## WRITTEN TASK
Count how many lines hold the string "Meton", and give only that number.

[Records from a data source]
++++++++++++++++++++

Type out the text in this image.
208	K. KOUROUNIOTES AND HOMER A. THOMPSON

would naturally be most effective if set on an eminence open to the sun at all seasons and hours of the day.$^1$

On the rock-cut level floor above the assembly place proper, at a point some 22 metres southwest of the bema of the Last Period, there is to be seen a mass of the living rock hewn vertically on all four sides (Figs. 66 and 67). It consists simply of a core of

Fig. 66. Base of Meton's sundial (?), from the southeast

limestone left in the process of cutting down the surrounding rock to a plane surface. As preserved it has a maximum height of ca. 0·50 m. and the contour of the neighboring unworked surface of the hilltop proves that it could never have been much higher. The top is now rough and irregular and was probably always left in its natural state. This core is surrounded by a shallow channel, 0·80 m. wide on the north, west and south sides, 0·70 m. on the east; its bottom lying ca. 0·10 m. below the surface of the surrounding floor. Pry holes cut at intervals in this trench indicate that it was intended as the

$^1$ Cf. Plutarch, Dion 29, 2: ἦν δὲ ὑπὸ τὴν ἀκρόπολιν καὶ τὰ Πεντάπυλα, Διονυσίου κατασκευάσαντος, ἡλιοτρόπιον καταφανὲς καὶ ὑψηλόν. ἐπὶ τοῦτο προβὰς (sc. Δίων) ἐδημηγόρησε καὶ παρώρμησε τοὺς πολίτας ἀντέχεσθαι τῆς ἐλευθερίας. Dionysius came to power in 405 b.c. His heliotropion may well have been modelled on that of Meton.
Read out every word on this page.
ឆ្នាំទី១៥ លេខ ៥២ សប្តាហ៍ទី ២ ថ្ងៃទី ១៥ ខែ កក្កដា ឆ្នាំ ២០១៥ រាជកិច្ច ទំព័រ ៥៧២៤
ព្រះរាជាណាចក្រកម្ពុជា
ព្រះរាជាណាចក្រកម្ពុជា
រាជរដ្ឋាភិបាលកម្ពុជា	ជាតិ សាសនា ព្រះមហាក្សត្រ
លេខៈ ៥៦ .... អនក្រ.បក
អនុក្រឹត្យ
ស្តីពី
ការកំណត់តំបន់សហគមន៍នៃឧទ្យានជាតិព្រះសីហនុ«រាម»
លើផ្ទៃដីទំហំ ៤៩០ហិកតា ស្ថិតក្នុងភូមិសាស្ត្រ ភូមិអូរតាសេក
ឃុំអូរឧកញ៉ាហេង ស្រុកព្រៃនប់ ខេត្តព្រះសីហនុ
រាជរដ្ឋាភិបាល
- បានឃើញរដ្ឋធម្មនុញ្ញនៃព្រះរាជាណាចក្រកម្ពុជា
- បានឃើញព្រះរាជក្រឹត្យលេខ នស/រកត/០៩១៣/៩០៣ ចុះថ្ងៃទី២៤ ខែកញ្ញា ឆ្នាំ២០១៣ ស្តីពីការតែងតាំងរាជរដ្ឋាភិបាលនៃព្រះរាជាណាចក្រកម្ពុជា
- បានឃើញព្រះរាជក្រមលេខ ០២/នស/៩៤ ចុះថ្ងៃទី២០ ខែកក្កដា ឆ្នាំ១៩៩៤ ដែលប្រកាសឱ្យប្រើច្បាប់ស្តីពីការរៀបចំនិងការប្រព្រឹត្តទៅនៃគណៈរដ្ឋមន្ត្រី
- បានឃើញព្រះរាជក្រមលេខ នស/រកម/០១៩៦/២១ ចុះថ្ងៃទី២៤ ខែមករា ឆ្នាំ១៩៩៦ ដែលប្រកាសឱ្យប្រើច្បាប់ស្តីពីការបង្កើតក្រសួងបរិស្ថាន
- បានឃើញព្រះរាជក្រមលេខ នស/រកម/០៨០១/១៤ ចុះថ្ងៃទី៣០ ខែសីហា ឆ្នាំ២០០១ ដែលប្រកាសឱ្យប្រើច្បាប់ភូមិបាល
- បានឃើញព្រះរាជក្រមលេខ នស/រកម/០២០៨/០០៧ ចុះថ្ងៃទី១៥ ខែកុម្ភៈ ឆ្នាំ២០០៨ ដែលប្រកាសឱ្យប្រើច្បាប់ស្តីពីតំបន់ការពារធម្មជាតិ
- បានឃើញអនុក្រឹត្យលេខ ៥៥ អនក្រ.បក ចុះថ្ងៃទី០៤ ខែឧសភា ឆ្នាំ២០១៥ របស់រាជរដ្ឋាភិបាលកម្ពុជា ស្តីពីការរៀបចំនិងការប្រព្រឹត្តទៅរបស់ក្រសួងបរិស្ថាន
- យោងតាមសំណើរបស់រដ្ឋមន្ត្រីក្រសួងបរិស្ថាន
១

++++++++++++++++++++

## SOLUTION
2